**TASK DATA:**

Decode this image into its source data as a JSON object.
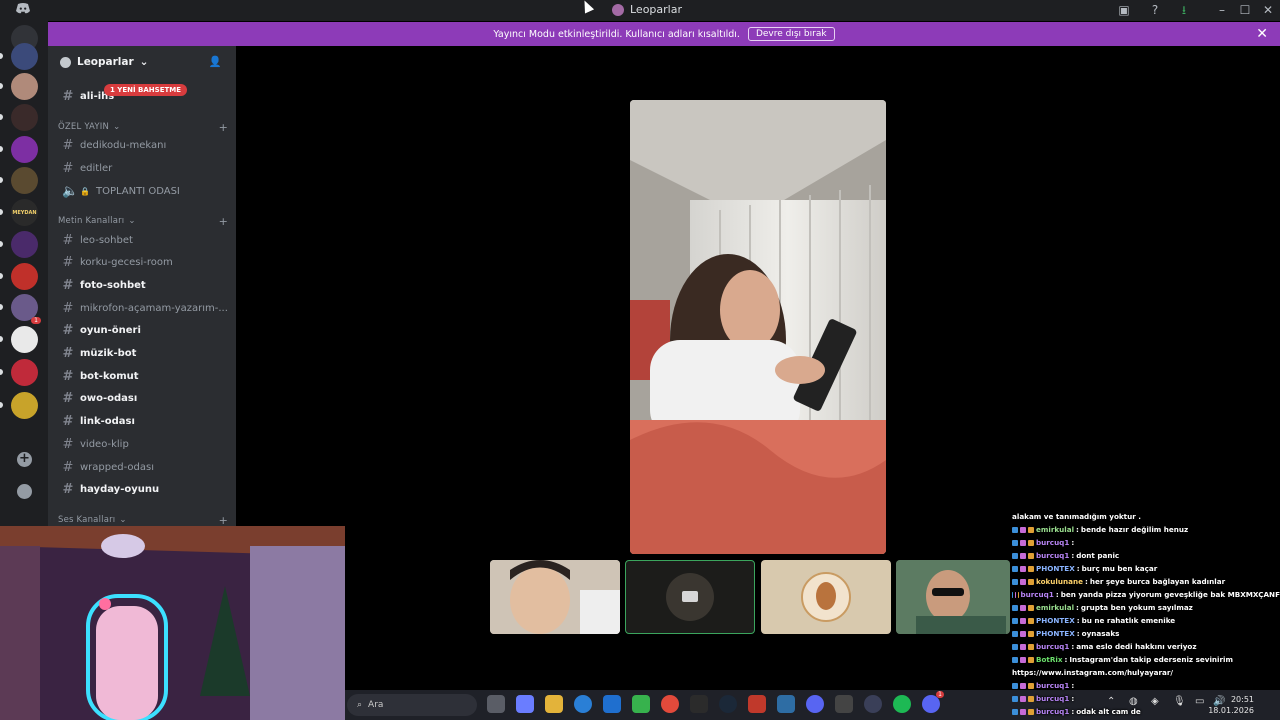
{
  "window": {
    "title": "Leoparlar"
  },
  "banner": {
    "message": "Yayıncı Modu etkinleştirildi. Kullanıcı adları kısaltıldı.",
    "button_label": "Devre dışı bırak"
  },
  "server": {
    "name": "Leoparlar"
  },
  "sidebar": {
    "top_channel": {
      "label": "ali-ihs",
      "mention_badge": "1 YENİ BAHSETME"
    },
    "cat_private": "ÖZEL YAYIN",
    "private_channels": [
      {
        "label": "dedikodu-mekanı"
      },
      {
        "label": "editler"
      },
      {
        "label": "TOPLANTI ODASI"
      }
    ],
    "cat_text": "Metin Kanalları",
    "text_channels": [
      {
        "label": "leo-sohbet"
      },
      {
        "label": "korku-gecesi-room"
      },
      {
        "label": "foto-sohbet"
      },
      {
        "label": "mikrofon-açamam-yazarım-..."
      },
      {
        "label": "oyun-öneri"
      },
      {
        "label": "müzik-bot"
      },
      {
        "label": "bot-komut"
      },
      {
        "label": "owo-odası"
      },
      {
        "label": "link-odası"
      },
      {
        "label": "video-klip"
      },
      {
        "label": "wrapped-odası"
      },
      {
        "label": "hayday-oyunu"
      }
    ],
    "cat_voice": "Ses Kanalları"
  },
  "rail": {
    "servers": [
      {
        "color": "#3b4a7a"
      },
      {
        "color": "#b08a7a"
      },
      {
        "color": "#3a2a2a"
      },
      {
        "color": "#7d2fa3"
      },
      {
        "color": "#5a4a30"
      },
      {
        "color": "#2a2a2a",
        "text": "MEYDAN"
      },
      {
        "color": "#4a2a6a"
      },
      {
        "color": "#c0302a"
      },
      {
        "color": "#6a5a8a",
        "badge": "1"
      },
      {
        "color": "#e9e9e9"
      },
      {
        "color": "#c02a3a"
      },
      {
        "color": "#c8a32a"
      }
    ]
  },
  "taskbar": {
    "search_placeholder": "Ara",
    "time": "20:51",
    "date": "18.01.2026",
    "discord_badge": "1"
  },
  "chat": [
    {
      "user": "",
      "text": "alakam ve tanımadığım yoktur .",
      "color": "#ffffff"
    },
    {
      "user": "emirkulal",
      "text": "bende hazır değilim henuz",
      "color": "#9adf8f"
    },
    {
      "user": "burcuq1",
      "text": "",
      "color": "#b784f5"
    },
    {
      "user": "burcuq1",
      "text": "dont panic",
      "color": "#b784f5"
    },
    {
      "user": "PHONTEX",
      "text": "burç mu ben kaçar",
      "color": "#8ab4ff"
    },
    {
      "user": "kokulunane",
      "text": "her şeye burca bağlayan kadınlar",
      "color": "#ffd36b"
    },
    {
      "user": "burcuq1",
      "text": "ben yanda pizza yiyorum geveşkliğe bak MBXMXÇANF",
      "color": "#b784f5"
    },
    {
      "user": "emirkulal",
      "text": "grupta ben yokum sayılmaz",
      "color": "#9adf8f"
    },
    {
      "user": "PHONTEX",
      "text": "bu ne rahatlık emenike",
      "color": "#8ab4ff"
    },
    {
      "user": "PHONTEX",
      "text": "oynasaks",
      "color": "#8ab4ff"
    },
    {
      "user": "burcuq1",
      "text": "ama eslo dedi hakkını veriyoz",
      "color": "#b784f5"
    },
    {
      "user": "BotRix",
      "text": "Instagram'dan takip ederseniz sevinirim",
      "color": "#6be06b"
    },
    {
      "user": "",
      "text": "https://www.instagram.com/hulyayarar/",
      "color": "#ffffff"
    },
    {
      "user": "burcuq1",
      "text": "",
      "color": "#b784f5"
    },
    {
      "user": "burcuq1",
      "text": "",
      "color": "#b784f5"
    },
    {
      "user": "burcuq1",
      "text": "odak alt cam de",
      "color": "#b784f5"
    }
  ]
}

**GOAL:**
Pick out the lines containing the string "Kanalları" and show them.

**OUTPUT BELOW:**
    "cat_text": "Metin Kanalları",
    "cat_voice": "Ses Kanalları"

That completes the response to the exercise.